What you have to do:
Print the listing below in its entirety, character for character.

Input rows:
________________________

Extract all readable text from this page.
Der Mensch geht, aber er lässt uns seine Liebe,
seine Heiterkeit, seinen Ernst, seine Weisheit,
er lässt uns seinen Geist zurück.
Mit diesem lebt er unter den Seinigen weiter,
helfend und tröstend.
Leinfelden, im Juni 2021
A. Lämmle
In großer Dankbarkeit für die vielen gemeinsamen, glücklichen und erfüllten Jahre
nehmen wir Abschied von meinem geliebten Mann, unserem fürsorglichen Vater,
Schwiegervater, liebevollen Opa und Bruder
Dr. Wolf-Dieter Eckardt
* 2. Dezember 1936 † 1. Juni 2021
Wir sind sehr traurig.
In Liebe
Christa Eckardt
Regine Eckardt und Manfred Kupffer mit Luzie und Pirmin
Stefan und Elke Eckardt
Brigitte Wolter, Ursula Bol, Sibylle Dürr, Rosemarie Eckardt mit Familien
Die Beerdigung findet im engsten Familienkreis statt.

________________________

Response to the task:
Extract all readable text from this page.
Der Mensch geht, aber er lässt uns seine Liebe,
seine Heiterkeit, seinen Ernst, seine Weisheit,
er lässt uns seinen Geist zurück.
Mit diesem lebt er unter den Seinigen weiter,
helfend und tröstend.
Leinfelden, im Juni 2021
A. Lämmle
In großer Dankbarkeit für die vielen gemeinsamen, glücklichen und erfüllten Jahre
nehmen wir Abschied von meinem geliebten Mann, unserem fürsorglichen Vater,
Schwiegervater, liebevollen Opa und Bruder
Dr. Wolf-Dieter Eckardt
* 2. Dezember 1936 † 1. Juni 2021
Wir sind sehr traurig.
In Liebe
Christa Eckardt
Regine Eckardt und Manfred Kupffer mit Luzie und Pirmin
Stefan und Elke Eckardt
Brigitte Wolter, Ursula Bol, Sibylle Dürr, Rosemarie Eckardt mit Familien
Die Beerdigung findet im engsten Familienkreis statt.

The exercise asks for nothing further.